**Task directions**
In the data, extract each line that holds the string "title".

**The input**

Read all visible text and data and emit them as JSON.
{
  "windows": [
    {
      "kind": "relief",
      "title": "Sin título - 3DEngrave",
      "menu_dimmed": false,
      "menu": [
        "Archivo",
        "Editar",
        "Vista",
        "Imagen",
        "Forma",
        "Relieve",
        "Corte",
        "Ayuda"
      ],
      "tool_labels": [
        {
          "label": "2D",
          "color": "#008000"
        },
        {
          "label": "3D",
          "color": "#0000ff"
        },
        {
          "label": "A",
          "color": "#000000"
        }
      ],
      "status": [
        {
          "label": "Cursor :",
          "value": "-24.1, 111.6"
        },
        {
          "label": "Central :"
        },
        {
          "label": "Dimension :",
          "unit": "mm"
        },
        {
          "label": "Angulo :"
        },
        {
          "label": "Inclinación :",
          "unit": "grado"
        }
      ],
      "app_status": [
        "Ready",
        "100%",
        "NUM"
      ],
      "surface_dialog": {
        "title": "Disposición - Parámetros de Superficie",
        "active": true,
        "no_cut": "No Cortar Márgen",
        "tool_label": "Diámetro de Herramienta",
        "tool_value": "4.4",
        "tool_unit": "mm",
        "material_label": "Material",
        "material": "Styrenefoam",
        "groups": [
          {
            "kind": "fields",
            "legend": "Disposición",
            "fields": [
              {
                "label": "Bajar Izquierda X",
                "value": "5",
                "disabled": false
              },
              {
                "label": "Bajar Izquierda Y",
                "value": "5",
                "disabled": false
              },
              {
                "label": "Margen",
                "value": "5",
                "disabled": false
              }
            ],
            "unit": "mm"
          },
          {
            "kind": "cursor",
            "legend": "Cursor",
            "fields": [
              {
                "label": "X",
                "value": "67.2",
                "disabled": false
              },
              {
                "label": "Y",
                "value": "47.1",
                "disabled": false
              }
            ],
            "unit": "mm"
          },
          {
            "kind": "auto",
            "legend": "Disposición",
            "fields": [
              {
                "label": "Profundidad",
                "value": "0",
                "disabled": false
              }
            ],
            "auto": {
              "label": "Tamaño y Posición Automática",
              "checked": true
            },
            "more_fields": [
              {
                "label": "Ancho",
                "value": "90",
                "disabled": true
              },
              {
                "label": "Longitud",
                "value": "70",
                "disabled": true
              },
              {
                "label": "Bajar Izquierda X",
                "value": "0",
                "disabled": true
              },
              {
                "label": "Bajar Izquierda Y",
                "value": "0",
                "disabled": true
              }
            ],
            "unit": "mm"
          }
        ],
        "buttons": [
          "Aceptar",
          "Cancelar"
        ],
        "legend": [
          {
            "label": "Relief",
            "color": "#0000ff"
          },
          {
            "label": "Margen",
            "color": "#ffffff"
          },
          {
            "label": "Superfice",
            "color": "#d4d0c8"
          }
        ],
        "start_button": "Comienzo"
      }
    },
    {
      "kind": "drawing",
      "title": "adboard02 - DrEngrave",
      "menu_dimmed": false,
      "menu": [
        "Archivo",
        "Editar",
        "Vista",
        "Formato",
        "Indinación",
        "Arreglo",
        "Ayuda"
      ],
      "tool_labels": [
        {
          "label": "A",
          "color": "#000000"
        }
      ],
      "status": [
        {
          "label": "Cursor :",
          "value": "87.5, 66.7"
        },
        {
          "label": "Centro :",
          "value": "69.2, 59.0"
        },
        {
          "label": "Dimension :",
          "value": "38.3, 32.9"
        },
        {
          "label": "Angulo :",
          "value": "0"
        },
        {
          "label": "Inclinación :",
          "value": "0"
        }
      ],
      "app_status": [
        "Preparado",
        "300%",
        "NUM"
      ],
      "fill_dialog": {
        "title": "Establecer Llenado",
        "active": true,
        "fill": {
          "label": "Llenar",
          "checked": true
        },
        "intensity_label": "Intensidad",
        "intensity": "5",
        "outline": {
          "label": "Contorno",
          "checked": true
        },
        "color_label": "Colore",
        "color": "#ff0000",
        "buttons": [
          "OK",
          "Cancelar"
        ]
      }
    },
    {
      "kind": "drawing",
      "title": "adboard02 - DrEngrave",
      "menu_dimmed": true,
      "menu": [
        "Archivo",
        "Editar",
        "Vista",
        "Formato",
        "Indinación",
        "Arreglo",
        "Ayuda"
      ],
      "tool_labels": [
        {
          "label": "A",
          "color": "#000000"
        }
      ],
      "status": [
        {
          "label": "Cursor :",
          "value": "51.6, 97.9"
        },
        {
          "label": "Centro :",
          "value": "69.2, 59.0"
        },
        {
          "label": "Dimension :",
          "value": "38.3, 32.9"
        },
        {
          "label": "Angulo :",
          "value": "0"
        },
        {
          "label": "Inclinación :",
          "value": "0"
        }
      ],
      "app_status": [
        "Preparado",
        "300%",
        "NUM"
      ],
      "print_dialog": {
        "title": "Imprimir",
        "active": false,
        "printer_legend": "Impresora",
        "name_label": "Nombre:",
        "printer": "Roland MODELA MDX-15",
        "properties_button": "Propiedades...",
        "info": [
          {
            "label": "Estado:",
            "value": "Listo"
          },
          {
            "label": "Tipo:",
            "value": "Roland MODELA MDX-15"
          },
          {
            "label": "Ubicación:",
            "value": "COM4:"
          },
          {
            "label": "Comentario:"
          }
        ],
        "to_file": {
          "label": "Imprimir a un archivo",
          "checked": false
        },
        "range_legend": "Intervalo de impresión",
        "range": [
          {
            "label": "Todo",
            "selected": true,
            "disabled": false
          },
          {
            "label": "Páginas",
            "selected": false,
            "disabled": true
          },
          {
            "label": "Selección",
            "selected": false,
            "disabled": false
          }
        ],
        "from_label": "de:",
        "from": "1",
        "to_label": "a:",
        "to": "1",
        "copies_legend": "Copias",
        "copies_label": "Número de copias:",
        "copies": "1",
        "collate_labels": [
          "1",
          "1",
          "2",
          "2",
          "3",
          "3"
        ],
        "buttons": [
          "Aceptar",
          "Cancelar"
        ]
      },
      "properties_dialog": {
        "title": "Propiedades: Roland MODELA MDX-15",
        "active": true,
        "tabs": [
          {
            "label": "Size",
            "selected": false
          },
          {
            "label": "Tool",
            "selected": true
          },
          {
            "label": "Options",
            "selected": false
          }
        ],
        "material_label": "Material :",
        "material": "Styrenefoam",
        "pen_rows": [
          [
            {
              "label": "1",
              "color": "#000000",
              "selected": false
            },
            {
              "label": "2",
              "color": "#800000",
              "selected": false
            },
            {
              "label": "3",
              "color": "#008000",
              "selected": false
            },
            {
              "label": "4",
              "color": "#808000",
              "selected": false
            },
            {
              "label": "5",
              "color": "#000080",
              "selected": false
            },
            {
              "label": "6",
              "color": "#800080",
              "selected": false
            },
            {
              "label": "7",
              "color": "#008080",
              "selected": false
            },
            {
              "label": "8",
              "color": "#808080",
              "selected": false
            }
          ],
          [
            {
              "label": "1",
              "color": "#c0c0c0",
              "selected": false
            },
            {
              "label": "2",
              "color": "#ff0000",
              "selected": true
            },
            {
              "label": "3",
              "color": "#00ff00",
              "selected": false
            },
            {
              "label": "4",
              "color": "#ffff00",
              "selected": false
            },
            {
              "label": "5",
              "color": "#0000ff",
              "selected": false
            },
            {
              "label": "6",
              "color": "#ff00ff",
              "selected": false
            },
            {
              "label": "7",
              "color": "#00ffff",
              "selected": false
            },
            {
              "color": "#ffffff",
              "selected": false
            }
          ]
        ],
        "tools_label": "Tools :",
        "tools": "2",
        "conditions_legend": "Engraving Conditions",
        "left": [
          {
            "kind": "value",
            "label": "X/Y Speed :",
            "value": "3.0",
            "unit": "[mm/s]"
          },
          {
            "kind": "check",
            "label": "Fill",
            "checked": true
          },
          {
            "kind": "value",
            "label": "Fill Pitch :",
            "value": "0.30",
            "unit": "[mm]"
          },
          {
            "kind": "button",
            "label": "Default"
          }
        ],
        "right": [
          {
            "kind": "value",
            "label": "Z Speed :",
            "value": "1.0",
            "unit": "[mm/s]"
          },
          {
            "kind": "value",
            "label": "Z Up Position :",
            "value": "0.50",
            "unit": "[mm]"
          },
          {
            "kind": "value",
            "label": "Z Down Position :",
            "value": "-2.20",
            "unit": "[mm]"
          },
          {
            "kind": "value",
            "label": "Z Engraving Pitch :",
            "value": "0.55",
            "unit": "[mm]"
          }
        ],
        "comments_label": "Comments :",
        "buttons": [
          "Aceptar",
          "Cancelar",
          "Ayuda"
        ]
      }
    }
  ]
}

**Task solution**
      "title": "Sin título - 3DEngrave",
        "title": "Disposición - Parámetros de Superficie",
      "title": "adboard02 - DrEngrave",
        "title": "Establecer Llenado",
      "title": "adboard02 - DrEngrave",
        "title": "Imprimir",
        "title": "Propiedades: Roland MODELA MDX-15",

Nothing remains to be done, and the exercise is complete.